## Short task
Repeat every record below exactly as written.

------------------------------------------------

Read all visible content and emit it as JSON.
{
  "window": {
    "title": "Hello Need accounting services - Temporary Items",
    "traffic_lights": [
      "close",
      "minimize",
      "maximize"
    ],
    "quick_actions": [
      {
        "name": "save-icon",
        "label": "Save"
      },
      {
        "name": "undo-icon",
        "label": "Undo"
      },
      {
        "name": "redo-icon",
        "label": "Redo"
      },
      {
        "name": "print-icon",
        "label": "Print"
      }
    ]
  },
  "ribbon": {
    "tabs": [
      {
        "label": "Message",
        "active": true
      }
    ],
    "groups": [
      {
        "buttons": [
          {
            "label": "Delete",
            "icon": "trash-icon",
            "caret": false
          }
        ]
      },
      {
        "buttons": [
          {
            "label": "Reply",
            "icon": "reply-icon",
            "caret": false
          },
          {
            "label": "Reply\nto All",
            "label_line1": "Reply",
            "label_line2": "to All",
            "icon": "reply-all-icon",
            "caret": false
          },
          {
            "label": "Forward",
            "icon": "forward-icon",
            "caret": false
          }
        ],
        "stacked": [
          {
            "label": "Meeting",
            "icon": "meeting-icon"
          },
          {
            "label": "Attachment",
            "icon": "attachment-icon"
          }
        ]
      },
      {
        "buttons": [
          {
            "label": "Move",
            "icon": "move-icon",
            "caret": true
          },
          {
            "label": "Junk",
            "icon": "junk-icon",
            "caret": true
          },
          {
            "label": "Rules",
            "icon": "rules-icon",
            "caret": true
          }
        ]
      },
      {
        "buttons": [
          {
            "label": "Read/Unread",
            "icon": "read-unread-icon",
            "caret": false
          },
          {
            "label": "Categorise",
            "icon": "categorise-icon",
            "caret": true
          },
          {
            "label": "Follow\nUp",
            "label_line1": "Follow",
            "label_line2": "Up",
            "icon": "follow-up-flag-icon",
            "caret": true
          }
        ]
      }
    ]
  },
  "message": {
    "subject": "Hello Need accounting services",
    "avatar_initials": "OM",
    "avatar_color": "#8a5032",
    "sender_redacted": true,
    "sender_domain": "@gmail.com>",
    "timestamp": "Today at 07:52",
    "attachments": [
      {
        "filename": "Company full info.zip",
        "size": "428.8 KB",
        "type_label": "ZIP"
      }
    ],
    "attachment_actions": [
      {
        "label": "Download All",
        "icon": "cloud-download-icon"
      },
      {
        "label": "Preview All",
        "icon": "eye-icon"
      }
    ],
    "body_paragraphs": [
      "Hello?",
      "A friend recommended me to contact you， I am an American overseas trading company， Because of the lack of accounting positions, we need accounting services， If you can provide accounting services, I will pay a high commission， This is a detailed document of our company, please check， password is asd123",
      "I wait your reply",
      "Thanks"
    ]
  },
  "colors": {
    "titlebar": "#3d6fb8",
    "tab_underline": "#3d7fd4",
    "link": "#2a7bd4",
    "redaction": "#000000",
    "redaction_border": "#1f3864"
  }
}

------------------------------------------------

## Final result
Read all visible content and emit it as JSON.
{
  "window": {
    "title": "Hello Need accounting services - Temporary Items",
    "traffic_lights": [
      "close",
      "minimize",
      "maximize"
    ],
    "quick_actions": [
      {
        "name": "save-icon",
        "label": "Save"
      },
      {
        "name": "undo-icon",
        "label": "Undo"
      },
      {
        "name": "redo-icon",
        "label": "Redo"
      },
      {
        "name": "print-icon",
        "label": "Print"
      }
    ]
  },
  "ribbon": {
    "tabs": [
      {
        "label": "Message",
        "active": true
      }
    ],
    "groups": [
      {
        "buttons": [
          {
            "label": "Delete",
            "icon": "trash-icon",
            "caret": false
          }
        ]
      },
      {
        "buttons": [
          {
            "label": "Reply",
            "icon": "reply-icon",
            "caret": false
          },
          {
            "label": "Reply\nto All",
            "label_line1": "Reply",
            "label_line2": "to All",
            "icon": "reply-all-icon",
            "caret": false
          },
          {
            "label": "Forward",
            "icon": "forward-icon",
            "caret": false
          }
        ],
        "stacked": [
          {
            "label": "Meeting",
            "icon": "meeting-icon"
          },
          {
            "label": "Attachment",
            "icon": "attachment-icon"
          }
        ]
      },
      {
        "buttons": [
          {
            "label": "Move",
            "icon": "move-icon",
            "caret": true
          },
          {
            "label": "Junk",
            "icon": "junk-icon",
            "caret": true
          },
          {
            "label": "Rules",
            "icon": "rules-icon",
            "caret": true
          }
        ]
      },
      {
        "buttons": [
          {
            "label": "Read/Unread",
            "icon": "read-unread-icon",
            "caret": false
          },
          {
            "label": "Categorise",
            "icon": "categorise-icon",
            "caret": true
          },
          {
            "label": "Follow\nUp",
            "label_line1": "Follow",
            "label_line2": "Up",
            "icon": "follow-up-flag-icon",
            "caret": true
          }
        ]
      }
    ]
  },
  "message": {
    "subject": "Hello Need accounting services",
    "avatar_initials": "OM",
    "avatar_color": "#8a5032",
    "sender_redacted": true,
    "sender_domain": "@gmail.com>",
    "timestamp": "Today at 07:52",
    "attachments": [
      {
        "filename": "Company full info.zip",
        "size": "428.8 KB",
        "type_label": "ZIP"
      }
    ],
    "attachment_actions": [
      {
        "label": "Download All",
        "icon": "cloud-download-icon"
      },
      {
        "label": "Preview All",
        "icon": "eye-icon"
      }
    ],
    "body_paragraphs": [
      "Hello?",
      "A friend recommended me to contact you， I am an American overseas trading company， Because of the lack of accounting positions, we need accounting services， If you can provide accounting services, I will pay a high commission， This is a detailed document of our company, please check， password is asd123",
      "I wait your reply",
      "Thanks"
    ]
  },
  "colors": {
    "titlebar": "#3d6fb8",
    "tab_underline": "#3d7fd4",
    "link": "#2a7bd4",
    "redaction": "#000000",
    "redaction_border": "#1f3864"
  }
}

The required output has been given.